» **Requirement**: Copy out lines with the word "сДуга" from the material that follows.

» **Data items**:
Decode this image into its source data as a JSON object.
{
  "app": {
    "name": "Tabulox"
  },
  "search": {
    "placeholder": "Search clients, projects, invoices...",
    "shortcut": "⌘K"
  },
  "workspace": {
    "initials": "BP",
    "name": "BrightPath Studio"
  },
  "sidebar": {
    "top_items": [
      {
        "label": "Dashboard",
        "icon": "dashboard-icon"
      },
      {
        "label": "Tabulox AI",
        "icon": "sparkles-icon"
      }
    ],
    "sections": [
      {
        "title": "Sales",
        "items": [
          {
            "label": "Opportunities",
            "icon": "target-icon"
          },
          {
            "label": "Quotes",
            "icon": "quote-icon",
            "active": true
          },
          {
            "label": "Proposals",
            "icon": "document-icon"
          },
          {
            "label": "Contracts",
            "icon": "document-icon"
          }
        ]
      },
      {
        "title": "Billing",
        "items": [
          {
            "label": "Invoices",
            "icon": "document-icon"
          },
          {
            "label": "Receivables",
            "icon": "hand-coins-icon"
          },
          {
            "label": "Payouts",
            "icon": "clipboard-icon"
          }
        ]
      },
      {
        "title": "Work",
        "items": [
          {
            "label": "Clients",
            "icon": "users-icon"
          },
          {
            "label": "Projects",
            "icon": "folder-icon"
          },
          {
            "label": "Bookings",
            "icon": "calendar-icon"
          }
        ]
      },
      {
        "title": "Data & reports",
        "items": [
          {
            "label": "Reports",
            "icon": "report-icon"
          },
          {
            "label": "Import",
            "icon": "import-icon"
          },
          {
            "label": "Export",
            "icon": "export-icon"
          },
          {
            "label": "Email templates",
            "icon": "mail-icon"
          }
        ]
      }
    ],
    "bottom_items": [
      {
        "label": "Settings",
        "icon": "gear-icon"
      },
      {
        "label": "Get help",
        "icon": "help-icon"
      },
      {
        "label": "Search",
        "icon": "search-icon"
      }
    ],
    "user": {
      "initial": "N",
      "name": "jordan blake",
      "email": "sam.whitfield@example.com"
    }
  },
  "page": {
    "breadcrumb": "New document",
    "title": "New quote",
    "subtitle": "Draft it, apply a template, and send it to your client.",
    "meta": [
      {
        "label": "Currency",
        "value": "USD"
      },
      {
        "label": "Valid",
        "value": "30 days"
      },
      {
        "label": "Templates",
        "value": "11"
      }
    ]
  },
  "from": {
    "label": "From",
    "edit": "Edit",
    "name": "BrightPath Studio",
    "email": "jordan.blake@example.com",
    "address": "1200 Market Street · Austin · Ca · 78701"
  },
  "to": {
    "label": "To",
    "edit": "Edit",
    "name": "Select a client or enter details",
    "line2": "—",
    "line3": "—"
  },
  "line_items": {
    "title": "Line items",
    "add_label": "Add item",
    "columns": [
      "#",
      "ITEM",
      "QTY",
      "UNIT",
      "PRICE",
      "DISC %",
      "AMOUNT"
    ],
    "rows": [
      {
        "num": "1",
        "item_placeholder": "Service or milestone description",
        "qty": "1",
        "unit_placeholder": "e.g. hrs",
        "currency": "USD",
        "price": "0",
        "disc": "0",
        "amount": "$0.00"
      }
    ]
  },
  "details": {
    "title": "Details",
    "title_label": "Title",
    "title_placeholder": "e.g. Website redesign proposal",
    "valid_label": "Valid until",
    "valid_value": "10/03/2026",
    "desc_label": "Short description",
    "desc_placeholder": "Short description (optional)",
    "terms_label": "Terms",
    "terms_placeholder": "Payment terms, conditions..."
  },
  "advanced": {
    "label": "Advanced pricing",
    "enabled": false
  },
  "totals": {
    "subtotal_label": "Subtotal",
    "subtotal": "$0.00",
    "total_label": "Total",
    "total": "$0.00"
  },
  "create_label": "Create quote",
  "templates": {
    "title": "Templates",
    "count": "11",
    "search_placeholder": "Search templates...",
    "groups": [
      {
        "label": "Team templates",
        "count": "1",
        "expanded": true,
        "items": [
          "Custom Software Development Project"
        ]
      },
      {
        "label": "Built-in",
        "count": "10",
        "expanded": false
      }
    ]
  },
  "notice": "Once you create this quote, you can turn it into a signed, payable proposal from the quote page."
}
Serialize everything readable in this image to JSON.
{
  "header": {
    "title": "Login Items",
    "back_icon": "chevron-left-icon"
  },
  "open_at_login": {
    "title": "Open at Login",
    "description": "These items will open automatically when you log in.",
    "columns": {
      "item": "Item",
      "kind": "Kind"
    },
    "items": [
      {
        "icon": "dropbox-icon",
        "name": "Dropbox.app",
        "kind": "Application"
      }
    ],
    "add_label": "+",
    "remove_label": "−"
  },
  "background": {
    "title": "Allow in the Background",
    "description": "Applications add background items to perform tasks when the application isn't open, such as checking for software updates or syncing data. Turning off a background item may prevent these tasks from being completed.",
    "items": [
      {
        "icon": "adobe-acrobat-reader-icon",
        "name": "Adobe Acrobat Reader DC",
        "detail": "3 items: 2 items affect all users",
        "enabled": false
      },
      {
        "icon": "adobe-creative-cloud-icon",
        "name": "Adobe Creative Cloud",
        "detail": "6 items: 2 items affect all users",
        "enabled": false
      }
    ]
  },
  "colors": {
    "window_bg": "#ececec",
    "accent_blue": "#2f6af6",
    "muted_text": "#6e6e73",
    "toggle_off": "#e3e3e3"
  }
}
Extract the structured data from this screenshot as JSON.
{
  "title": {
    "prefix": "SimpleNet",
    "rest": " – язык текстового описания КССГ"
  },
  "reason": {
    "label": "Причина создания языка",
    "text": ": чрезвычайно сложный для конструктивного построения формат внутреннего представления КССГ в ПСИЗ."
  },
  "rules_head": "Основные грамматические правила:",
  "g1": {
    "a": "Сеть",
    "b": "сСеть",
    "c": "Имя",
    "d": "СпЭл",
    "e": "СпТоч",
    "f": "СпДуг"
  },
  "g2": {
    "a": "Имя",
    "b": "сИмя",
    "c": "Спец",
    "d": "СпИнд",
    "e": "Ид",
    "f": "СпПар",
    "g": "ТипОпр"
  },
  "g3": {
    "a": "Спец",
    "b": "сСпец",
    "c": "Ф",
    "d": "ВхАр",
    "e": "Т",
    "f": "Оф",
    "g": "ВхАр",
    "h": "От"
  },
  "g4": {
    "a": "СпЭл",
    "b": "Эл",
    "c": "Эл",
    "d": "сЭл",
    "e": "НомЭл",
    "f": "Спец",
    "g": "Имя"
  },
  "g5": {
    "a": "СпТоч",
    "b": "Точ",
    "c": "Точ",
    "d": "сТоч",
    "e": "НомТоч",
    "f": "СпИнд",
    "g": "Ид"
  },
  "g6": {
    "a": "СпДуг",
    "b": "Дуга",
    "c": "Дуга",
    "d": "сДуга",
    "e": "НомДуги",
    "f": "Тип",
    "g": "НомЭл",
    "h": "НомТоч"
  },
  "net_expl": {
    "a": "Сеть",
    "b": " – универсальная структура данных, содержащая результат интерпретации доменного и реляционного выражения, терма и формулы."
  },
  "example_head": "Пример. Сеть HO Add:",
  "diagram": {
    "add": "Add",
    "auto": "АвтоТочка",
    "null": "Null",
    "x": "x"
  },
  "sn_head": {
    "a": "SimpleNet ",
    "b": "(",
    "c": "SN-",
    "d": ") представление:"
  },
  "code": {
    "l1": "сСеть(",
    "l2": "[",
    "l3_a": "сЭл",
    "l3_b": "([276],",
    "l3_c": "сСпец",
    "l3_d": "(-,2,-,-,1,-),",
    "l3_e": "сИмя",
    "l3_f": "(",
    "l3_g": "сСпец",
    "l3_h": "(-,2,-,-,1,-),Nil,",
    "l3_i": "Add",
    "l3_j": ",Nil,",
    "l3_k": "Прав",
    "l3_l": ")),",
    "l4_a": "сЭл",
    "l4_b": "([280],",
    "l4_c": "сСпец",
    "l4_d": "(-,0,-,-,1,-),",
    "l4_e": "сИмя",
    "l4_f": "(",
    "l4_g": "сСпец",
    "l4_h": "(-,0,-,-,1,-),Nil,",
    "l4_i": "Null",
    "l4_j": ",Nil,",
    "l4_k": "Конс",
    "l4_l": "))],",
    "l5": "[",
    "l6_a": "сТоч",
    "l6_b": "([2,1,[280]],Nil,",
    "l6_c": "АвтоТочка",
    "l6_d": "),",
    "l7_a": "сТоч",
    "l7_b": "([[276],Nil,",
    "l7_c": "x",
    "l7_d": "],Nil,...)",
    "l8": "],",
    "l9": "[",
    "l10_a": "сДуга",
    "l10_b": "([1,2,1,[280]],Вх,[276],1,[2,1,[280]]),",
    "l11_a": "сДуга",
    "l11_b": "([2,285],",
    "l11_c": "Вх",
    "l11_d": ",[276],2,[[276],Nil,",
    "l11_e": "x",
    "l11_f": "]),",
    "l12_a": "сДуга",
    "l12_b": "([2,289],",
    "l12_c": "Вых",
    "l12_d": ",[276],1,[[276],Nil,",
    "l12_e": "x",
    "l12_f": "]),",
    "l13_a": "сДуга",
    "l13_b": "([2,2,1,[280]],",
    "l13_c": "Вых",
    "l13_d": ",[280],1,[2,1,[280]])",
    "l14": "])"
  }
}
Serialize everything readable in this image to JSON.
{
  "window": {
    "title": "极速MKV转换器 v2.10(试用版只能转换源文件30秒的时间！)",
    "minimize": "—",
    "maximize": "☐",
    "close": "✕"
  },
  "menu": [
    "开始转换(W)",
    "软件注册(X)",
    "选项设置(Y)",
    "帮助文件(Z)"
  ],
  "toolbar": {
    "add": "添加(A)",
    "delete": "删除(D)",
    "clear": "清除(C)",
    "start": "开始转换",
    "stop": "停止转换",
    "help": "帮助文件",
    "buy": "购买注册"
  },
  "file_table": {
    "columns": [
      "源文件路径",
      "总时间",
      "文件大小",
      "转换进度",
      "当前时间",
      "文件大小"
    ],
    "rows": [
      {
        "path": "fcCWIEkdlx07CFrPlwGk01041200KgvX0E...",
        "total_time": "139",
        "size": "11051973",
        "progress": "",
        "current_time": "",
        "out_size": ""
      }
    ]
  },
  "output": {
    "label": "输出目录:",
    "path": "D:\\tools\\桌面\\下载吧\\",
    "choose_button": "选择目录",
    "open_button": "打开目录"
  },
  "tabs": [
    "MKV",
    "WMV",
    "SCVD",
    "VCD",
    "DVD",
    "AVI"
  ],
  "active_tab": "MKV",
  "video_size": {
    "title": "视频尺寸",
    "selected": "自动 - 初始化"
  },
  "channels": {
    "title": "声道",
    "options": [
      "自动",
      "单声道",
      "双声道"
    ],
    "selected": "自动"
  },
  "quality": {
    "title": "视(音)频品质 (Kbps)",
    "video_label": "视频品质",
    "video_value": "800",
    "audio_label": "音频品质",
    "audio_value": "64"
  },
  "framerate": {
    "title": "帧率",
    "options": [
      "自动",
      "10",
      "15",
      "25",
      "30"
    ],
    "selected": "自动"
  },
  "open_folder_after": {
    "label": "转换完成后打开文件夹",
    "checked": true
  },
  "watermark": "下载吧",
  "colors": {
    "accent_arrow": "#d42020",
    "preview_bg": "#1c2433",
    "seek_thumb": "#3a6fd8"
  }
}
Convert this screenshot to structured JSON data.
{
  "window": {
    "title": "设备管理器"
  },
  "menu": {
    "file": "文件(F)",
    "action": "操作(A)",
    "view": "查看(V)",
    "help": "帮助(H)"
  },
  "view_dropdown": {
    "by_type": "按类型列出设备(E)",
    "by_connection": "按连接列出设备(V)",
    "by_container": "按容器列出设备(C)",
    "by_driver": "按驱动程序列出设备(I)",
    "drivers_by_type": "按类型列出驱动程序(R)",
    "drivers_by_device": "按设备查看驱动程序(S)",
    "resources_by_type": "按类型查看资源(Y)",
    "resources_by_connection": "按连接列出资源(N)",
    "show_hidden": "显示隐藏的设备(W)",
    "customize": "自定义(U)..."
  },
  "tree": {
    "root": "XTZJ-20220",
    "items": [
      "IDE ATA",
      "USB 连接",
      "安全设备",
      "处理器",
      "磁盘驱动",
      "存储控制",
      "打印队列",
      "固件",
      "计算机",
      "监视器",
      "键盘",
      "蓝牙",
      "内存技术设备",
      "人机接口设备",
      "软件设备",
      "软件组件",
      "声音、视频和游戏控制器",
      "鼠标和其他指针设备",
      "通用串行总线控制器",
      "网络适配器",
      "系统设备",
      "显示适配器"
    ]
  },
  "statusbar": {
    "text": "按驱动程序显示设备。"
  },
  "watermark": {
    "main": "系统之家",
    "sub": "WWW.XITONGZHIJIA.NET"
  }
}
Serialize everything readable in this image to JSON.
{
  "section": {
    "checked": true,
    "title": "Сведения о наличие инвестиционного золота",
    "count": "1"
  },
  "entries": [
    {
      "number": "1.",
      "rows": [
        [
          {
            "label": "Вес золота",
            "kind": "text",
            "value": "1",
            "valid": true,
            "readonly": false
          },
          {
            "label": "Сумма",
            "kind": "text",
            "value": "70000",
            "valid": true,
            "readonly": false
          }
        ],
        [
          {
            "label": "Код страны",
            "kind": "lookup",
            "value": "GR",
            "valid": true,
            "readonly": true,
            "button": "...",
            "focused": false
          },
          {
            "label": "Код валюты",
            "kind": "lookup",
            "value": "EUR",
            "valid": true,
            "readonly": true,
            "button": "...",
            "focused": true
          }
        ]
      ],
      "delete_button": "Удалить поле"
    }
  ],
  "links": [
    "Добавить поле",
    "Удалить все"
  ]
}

» **Full output**:
    "d": "сДуга",
    "l10_a": "сДуга",
    "l11_a": "сДуга",
    "l12_a": "сДуга",
    "l13_a": "сДуга",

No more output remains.